_Provided text_
* begin *
Using the novel audio formatting system disclosed herein, an optimization algorithm is used to minimize the transmission errors introduced when the studio mix is reproduced at different levels, and in different virtual environments. The parameters in the optimization algorithm are signal gain controls applied to each instrument in the mix. The gain controls that minimize the errors are shown in Table 3.
In all cases the residual perceptual errors are less than 0.01 dB sone. Inclusion of a maximum allowable error corresponds with the tolerances described by Equation 6.
There are many other applications in which the novel audio format disclosed herein could be used. These applications shall now discussed. Hereinafter reference is made to objective error (OE), perceptual error (PE), objective error correction (OEP) and perceptual error correction (PEC).
A trans-Atlantic phone call is received regarding an important business deal. The recipient cannot afford to miss a word but the conversation occurs while he is travelling in a taxi and the signal breaks down intermittently. Since both parties are transmitting and receiving, both receive a warning that both source and receiver PE is very high, thus they agree to reschedule the call over a land line (which they know has a lower PE than the international mobile network).
* end *
_Brief A_
Return every row of the records below that contains the string "swatch".

_Data_
* begin *
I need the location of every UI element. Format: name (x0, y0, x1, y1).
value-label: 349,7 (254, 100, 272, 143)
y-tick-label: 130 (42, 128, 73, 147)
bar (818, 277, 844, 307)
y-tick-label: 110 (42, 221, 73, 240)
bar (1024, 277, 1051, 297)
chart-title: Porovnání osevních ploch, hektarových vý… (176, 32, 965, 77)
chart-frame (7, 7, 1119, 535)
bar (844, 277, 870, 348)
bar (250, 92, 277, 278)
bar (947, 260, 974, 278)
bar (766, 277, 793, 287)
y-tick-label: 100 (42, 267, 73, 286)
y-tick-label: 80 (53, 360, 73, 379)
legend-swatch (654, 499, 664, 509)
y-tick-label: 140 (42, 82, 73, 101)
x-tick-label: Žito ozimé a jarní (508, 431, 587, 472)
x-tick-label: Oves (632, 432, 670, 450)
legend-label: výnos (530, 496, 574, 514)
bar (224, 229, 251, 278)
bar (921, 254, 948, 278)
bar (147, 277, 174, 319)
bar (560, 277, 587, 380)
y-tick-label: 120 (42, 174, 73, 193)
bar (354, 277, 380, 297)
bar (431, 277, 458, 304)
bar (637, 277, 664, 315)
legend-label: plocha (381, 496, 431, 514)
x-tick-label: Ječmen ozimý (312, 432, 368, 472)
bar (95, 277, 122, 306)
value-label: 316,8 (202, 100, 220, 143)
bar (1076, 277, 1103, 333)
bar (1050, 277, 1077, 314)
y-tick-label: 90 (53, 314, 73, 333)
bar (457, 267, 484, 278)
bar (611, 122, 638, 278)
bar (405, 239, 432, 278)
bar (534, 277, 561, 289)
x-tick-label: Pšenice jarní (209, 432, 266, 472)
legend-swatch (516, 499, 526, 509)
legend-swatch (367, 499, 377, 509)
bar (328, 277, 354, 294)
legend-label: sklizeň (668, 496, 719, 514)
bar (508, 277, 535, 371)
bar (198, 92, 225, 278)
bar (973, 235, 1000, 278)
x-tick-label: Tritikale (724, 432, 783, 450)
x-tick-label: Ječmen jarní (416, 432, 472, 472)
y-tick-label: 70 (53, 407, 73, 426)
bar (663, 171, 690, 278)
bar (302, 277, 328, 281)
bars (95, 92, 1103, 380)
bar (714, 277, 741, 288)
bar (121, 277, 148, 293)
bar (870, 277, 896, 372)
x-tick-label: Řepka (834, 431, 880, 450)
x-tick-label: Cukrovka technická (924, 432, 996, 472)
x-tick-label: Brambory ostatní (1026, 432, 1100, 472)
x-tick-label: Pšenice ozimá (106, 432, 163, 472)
* end *
_Brief B_
Condense the paragraph of the audio format excerpt that begins "A trans-Atlantic phone call" into two or three sentences, keeping its main facts.

_Correct output A_
legend-swatch (654, 499, 664, 509)
legend-swatch (516, 499, 526, 509)
legend-swatch (367, 499, 377, 509)

_Correct output B_
A trans-Atlantic call about an important business deal reaches a recipient who cannot afford to miss a word, but he is riding in a taxi and the signal breaks down intermittently. Both parties are warned that source and receiver PE is very high. They agree to reschedule the call over a land line, which they know has a lower PE than the international mobile network.